Stated exercise:
Quote every one of the following lines word for word, without changing anything.

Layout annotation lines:
━━━━━━━━━━━━━━━━

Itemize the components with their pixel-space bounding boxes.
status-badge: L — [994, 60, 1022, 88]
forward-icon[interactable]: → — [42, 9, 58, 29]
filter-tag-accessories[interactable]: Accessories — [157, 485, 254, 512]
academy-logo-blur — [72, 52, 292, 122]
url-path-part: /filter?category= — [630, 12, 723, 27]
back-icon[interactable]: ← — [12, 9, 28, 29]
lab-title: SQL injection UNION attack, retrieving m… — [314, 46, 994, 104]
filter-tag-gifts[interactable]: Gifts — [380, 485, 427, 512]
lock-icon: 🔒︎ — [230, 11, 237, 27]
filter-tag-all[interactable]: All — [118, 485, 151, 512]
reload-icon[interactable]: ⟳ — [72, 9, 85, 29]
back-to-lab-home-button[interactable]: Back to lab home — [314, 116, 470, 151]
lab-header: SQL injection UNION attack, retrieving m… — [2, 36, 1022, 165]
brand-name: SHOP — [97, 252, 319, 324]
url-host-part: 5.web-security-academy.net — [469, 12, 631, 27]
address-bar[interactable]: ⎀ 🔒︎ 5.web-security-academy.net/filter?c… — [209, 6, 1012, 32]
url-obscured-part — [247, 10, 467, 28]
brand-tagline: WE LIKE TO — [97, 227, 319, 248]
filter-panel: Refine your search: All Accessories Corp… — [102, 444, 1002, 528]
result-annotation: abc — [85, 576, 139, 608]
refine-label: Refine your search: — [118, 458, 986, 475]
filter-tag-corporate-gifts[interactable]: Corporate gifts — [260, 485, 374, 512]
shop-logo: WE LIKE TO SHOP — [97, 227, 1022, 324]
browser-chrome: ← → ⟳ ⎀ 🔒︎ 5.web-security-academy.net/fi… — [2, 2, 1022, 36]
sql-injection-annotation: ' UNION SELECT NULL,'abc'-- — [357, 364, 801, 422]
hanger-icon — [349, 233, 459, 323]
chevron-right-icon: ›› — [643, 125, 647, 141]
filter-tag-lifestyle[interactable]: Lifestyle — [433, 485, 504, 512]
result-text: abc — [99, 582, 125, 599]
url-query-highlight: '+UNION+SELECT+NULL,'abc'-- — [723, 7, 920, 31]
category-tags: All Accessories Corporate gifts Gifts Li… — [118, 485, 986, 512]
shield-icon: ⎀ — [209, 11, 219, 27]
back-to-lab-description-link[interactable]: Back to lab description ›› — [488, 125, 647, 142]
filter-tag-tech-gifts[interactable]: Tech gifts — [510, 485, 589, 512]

━━━━━━━━━━━━━━━━

Answer to the task:
Itemize the components with their pixel-space bounding boxes.
status-badge: L — [994, 60, 1022, 88]
forward-icon[interactable]: → — [42, 9, 58, 29]
filter-tag-accessories[interactable]: Accessories — [157, 485, 254, 512]
academy-logo-blur — [72, 52, 292, 122]
url-path-part: /filter?category= — [630, 12, 723, 27]
back-icon[interactable]: ← — [12, 9, 28, 29]
lab-title: SQL injection UNION attack, retrieving m… — [314, 46, 994, 104]
filter-tag-gifts[interactable]: Gifts — [380, 485, 427, 512]
lock-icon: 🔒︎ — [230, 11, 237, 27]
filter-tag-all[interactable]: All — [118, 485, 151, 512]
reload-icon[interactable]: ⟳ — [72, 9, 85, 29]
back-to-lab-home-button[interactable]: Back to lab home — [314, 116, 470, 151]
lab-header: SQL injection UNION attack, retrieving m… — [2, 36, 1022, 165]
brand-name: SHOP — [97, 252, 319, 324]
url-host-part: 5.web-security-academy.net — [469, 12, 631, 27]
address-bar[interactable]: ⎀ 🔒︎ 5.web-security-academy.net/filter?c… — [209, 6, 1012, 32]
url-obscured-part — [247, 10, 467, 28]
brand-tagline: WE LIKE TO — [97, 227, 319, 248]
filter-panel: Refine your search: All Accessories Corp… — [102, 444, 1002, 528]
result-annotation: abc — [85, 576, 139, 608]
refine-label: Refine your search: — [118, 458, 986, 475]
filter-tag-corporate-gifts[interactable]: Corporate gifts — [260, 485, 374, 512]
shop-logo: WE LIKE TO SHOP — [97, 227, 1022, 324]
browser-chrome: ← → ⟳ ⎀ 🔒︎ 5.web-security-academy.net/fi… — [2, 2, 1022, 36]
sql-injection-annotation: ' UNION SELECT NULL,'abc'-- — [357, 364, 801, 422]
hanger-icon — [349, 233, 459, 323]
chevron-right-icon: ›› — [643, 125, 647, 141]
filter-tag-lifestyle[interactable]: Lifestyle — [433, 485, 504, 512]
result-text: abc — [99, 582, 125, 599]
url-query-highlight: '+UNION+SELECT+NULL,'abc'-- — [723, 7, 920, 31]
category-tags: All Accessories Corporate gifts Gifts Li… — [118, 485, 986, 512]
shield-icon: ⎀ — [209, 11, 219, 27]
back-to-lab-description-link[interactable]: Back to lab description ›› — [488, 125, 647, 142]
filter-tag-tech-gifts[interactable]: Tech gifts — [510, 485, 589, 512]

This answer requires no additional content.